Supplied material –
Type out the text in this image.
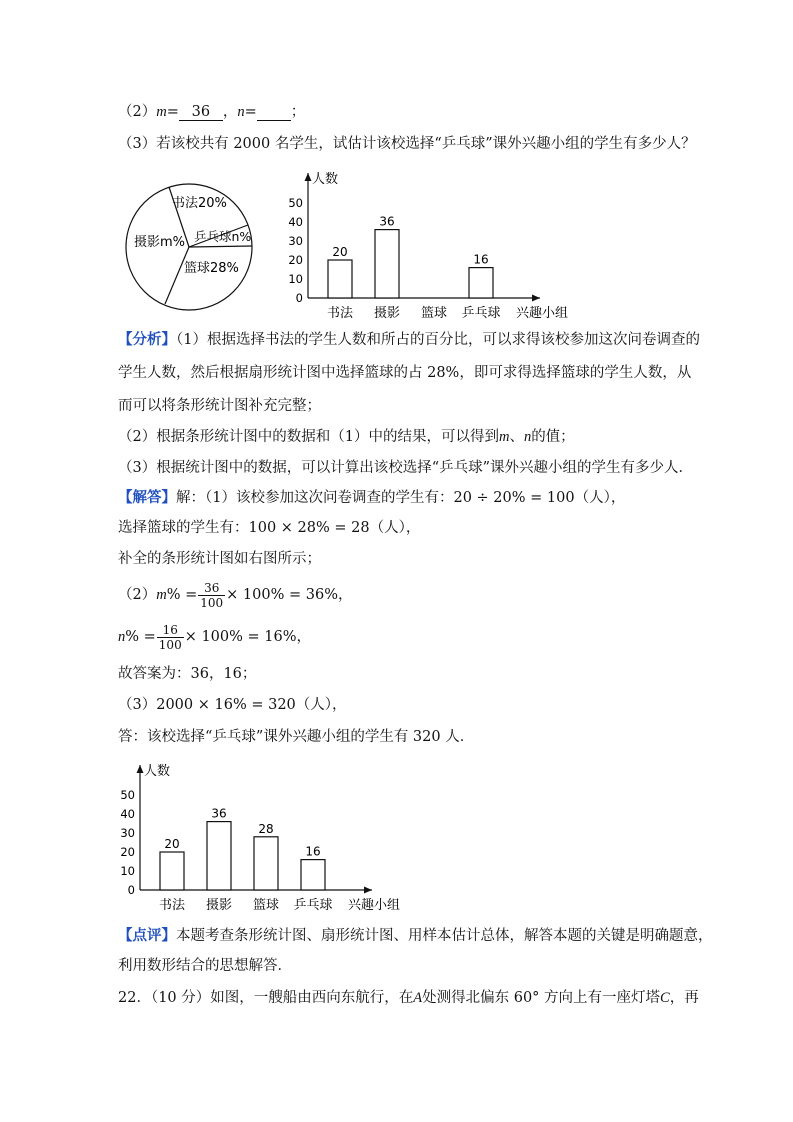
（2）m= 36 ，n= ；
（3）若该校共有 2000 名学生，试估计该校选择“乒乓球”课外兴趣小组的学生有多少人？
书法20%
乒乓球n%
篮球28%
摄影m%
人数
兴趣小组
0
10
20
30
40
50
书法
20
摄影
36
篮球 乒乓球
16
【分析】（1）根据选择书法的学生人数和所占的百分比，可以求得该校参加这次问卷调查的
学生人数，然后根据扇形统计图中选择篮球的占 28%，即可求得选择篮球的学生人数，从
而可以将条形统计图补充完整；
（2）根据条形统计图中的数据和（1）中的结果，可以得到m、n的值；
（3）根据统计图中的数据，可以计算出该校选择“乒乓球”课外兴趣小组的学生有多少人．
【解答】解：（1）该校参加这次问卷调查的学生有：20 ÷ 20% = 100（人），
选择篮球的学生有：100 × 28% = 28（人），
补全的条形统计图如右图所示；
$(2)m\% = \frac{36}{100} \times 100\% = 36\%$，
$n\% = \frac{16}{100} \times 100\% = 16\%$，
故答案为：36，16；
（3）2000 × 16% = 320（人），
答：该校选择“乒乓球”课外兴趣小组的学生有 320 人．
人数
兴趣小组
0
10
20
30
40
50
书法
20
摄影
36
篮球
28
乒乓球
16
【点评】本题考查条形统计图、扇形统计图、用样本估计总体，解答本题的关键是明确题意，
利用数形结合的思想解答．
22．（10 分）如图，一艘船由西向东航行，在A处测得北偏东 60° 方向上有一座灯塔C，再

What is being asked – Print every entry above again without changing a word, and omit the pictures.

Result below –
Type out the text in this image.
（2）m= 36 ，n= ；
（3）若该校共有 2000 名学生，试估计该校选择“乒乓球”课外兴趣小组的学生有多少人？
书法20%
乒乓球n%
篮球28%
摄影m%
人数
兴趣小组
0
10
20
30
40
50
书法
20
摄影
36
篮球 乒乓球
16
【分析】（1）根据选择书法的学生人数和所占的百分比，可以求得该校参加这次问卷调查的
学生人数，然后根据扇形统计图中选择篮球的占 28%，即可求得选择篮球的学生人数，从
而可以将条形统计图补充完整；
（2）根据条形统计图中的数据和（1）中的结果，可以得到m、n的值；
（3）根据统计图中的数据，可以计算出该校选择“乒乓球”课外兴趣小组的学生有多少人．
【解答】解：（1）该校参加这次问卷调查的学生有：20 ÷ 20% = 100（人），
选择篮球的学生有：100 × 28% = 28（人），
补全的条形统计图如右图所示；
$(2)m\% = \frac{36}{100} \times 100\% = 36\%$，
$n\% = \frac{16}{100} \times 100\% = 16\%$，
故答案为：36，16；
（3）2000 × 16% = 320（人），
答：该校选择“乒乓球”课外兴趣小组的学生有 320 人．
人数
兴趣小组
0
10
20
30
40
50
书法
20
摄影
36
篮球
28
乒乓球
16
【点评】本题考查条形统计图、扇形统计图、用样本估计总体，解答本题的关键是明确题意，
利用数形结合的思想解答．
22．（10 分）如图，一艘船由西向东航行，在A处测得北偏东 60° 方向上有一座灯塔C，再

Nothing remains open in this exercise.